INSTRUCTIONS FOR THE TASK:
Collect each line of the records containing the string "JSON".

SOURCE RECORDS:
--------------------------------------------------

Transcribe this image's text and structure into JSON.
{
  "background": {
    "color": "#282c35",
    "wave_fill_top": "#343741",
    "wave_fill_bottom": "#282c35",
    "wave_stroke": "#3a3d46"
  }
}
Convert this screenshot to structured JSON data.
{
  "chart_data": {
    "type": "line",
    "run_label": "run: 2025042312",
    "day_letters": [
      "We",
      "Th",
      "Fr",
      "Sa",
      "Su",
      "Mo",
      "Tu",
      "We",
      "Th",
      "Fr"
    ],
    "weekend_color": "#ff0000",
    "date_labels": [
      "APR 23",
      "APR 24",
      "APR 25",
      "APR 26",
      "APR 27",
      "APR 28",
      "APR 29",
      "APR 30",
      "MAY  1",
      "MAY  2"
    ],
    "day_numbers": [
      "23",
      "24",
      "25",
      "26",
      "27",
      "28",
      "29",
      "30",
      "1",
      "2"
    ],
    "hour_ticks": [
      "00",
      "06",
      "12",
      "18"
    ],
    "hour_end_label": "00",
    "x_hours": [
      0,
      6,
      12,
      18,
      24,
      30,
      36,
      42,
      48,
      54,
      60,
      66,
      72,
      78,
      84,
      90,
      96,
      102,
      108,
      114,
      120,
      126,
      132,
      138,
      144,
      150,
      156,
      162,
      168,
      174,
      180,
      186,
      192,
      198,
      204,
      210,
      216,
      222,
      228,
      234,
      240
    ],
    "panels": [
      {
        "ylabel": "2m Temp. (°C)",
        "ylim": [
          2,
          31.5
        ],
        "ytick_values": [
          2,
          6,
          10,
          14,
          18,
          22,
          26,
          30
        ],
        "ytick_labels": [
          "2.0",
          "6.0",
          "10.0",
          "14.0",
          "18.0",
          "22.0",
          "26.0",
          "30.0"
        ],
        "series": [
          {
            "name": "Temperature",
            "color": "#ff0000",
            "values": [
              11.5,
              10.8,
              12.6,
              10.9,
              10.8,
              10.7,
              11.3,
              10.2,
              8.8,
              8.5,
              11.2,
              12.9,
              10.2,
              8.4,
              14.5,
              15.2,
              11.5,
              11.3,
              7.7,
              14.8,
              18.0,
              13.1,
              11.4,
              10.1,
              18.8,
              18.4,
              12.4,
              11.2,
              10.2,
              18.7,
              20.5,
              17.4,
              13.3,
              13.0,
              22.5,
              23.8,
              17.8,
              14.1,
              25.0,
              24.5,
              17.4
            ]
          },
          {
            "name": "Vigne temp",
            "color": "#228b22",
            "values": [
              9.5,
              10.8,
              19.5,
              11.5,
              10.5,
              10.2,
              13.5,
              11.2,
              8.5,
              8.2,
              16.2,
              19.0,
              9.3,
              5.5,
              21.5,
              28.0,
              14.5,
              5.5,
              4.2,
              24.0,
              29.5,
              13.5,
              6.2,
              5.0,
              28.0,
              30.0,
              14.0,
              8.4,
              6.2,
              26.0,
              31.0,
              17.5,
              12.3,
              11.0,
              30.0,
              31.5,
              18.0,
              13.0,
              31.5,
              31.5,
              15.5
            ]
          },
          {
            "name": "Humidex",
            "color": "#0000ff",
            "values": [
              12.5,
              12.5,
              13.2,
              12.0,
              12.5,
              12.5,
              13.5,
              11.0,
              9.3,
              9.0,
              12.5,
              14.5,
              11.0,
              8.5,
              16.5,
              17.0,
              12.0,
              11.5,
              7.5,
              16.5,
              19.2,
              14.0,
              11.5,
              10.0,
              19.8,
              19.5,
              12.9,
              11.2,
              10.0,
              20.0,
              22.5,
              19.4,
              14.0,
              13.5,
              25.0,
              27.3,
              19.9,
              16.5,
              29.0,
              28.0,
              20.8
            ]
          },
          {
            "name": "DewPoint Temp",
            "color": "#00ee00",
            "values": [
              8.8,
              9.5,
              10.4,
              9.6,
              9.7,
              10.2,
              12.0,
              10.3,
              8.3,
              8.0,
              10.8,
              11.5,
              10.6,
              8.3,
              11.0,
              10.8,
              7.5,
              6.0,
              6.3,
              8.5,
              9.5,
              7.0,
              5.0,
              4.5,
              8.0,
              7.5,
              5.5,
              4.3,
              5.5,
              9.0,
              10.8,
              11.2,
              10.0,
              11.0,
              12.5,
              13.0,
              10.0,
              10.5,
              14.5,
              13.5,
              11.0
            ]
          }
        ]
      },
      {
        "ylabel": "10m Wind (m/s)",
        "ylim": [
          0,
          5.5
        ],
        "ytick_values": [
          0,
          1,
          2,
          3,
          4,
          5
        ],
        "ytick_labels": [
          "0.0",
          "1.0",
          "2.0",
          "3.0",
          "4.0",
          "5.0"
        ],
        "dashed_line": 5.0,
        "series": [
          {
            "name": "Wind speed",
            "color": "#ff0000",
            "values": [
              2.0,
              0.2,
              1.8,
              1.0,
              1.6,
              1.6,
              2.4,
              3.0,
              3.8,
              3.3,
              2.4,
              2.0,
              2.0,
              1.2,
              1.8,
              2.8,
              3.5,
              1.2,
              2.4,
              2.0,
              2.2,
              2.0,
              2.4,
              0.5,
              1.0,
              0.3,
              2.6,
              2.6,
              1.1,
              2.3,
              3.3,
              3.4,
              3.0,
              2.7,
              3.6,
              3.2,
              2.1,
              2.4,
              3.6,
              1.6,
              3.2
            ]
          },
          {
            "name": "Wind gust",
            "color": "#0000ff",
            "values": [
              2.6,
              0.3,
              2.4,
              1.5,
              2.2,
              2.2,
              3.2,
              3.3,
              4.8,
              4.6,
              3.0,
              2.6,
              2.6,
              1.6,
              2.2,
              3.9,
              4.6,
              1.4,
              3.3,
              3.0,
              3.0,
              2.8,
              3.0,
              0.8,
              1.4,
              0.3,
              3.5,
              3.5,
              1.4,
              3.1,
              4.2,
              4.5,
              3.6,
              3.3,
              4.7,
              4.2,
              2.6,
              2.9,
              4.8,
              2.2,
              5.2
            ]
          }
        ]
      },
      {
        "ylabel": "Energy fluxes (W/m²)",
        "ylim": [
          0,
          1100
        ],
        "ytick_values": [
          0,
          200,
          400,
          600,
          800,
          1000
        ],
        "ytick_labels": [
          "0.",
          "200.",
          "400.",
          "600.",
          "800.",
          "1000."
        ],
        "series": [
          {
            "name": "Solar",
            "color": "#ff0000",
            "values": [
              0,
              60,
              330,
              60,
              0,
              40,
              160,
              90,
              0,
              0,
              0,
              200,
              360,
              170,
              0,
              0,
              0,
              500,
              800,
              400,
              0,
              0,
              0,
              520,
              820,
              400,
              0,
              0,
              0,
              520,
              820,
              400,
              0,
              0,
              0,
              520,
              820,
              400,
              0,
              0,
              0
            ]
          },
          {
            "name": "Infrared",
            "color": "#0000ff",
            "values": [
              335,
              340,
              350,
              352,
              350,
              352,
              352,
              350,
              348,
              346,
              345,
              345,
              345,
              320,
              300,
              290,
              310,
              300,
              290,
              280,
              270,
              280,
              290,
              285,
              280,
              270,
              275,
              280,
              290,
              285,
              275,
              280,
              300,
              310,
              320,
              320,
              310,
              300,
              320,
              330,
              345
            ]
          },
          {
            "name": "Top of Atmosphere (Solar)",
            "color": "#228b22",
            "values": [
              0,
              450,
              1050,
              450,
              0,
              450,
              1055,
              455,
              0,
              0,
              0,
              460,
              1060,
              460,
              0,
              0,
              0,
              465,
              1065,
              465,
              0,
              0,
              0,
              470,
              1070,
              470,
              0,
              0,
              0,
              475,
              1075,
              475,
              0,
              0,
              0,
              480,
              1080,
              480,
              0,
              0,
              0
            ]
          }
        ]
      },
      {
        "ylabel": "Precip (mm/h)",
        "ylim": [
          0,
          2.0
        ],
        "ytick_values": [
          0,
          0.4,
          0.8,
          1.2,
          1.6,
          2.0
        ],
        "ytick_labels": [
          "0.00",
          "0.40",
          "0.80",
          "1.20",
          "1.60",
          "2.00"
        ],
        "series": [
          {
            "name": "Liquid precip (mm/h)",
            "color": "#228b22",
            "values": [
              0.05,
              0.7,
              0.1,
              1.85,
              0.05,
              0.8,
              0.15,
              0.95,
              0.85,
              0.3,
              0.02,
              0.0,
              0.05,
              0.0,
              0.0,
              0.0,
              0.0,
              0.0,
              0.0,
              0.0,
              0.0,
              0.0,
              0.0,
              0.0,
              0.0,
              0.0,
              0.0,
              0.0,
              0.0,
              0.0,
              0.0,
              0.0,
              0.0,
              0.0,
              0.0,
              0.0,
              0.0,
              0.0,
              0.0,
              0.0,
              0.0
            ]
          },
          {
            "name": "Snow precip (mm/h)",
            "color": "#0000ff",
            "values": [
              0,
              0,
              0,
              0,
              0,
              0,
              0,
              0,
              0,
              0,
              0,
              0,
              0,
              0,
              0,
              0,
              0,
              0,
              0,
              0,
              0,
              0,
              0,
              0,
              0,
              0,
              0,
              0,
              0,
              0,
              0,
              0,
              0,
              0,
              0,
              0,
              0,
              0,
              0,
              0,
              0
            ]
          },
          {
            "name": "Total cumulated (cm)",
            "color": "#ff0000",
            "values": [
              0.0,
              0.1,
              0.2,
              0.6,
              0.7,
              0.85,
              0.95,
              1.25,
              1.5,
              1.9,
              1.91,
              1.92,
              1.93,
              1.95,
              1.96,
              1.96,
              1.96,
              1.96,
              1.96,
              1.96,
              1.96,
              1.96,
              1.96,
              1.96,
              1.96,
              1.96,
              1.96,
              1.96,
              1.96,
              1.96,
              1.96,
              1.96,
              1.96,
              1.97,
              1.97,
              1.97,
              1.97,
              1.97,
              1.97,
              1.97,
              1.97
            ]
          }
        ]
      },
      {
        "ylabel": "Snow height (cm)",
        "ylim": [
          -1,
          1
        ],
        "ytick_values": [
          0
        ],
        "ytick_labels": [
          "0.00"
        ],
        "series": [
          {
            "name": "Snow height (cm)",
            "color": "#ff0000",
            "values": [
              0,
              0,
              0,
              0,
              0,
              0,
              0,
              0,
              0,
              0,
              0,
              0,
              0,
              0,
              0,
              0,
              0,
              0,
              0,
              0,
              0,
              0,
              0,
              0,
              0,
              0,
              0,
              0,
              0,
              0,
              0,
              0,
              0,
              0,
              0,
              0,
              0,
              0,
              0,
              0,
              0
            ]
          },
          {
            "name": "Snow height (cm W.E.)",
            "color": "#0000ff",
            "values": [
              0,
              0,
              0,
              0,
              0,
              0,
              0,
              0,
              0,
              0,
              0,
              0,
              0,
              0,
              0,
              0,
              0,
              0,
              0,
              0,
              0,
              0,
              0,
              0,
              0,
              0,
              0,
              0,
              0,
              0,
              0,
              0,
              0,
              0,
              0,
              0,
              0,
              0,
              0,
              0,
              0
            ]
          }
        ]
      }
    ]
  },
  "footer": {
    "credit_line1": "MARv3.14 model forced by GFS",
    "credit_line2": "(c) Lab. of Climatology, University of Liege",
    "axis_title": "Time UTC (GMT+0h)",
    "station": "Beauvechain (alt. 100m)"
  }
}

--------------------------------------------------

RESULT OF THIS EXERCISE:
Transcribe this image's text and structure into JSON.
Convert this screenshot to structured JSON data.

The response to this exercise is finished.